Extract the lines that carry the string "median" from the listing.
--- START OF MATERIAL FOR THIS EXERCISE ---
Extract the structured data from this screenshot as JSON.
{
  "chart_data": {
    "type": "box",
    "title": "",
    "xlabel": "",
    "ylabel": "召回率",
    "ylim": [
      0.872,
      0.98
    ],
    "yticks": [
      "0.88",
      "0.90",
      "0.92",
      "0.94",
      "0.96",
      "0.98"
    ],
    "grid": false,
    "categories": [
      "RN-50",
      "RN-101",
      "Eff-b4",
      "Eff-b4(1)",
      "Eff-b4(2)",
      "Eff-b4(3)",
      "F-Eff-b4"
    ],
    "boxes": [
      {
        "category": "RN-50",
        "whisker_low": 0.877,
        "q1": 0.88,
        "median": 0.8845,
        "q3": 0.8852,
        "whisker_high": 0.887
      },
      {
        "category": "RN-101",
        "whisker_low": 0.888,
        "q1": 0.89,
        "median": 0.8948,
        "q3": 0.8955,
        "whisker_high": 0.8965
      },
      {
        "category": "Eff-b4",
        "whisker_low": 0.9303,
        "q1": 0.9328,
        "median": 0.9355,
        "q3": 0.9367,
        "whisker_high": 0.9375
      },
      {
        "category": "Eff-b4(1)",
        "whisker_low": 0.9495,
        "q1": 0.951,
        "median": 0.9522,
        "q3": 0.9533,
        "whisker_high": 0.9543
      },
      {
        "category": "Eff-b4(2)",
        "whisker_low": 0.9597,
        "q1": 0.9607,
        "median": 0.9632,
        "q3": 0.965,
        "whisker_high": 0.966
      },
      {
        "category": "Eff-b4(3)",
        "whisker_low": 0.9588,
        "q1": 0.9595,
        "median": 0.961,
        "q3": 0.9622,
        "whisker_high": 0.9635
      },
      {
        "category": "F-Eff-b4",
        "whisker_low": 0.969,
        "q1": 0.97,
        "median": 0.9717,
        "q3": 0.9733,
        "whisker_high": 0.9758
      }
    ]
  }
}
--- END OF MATERIAL FOR THIS EXERCISE ---
* **ANSWER TO THIS EXERCISE**
        "median": 0.8845,
        "median": 0.8948,
        "median": 0.9355,
        "median": 0.9522,
        "median": 0.9632,
        "median": 0.961,
        "median": 0.9717,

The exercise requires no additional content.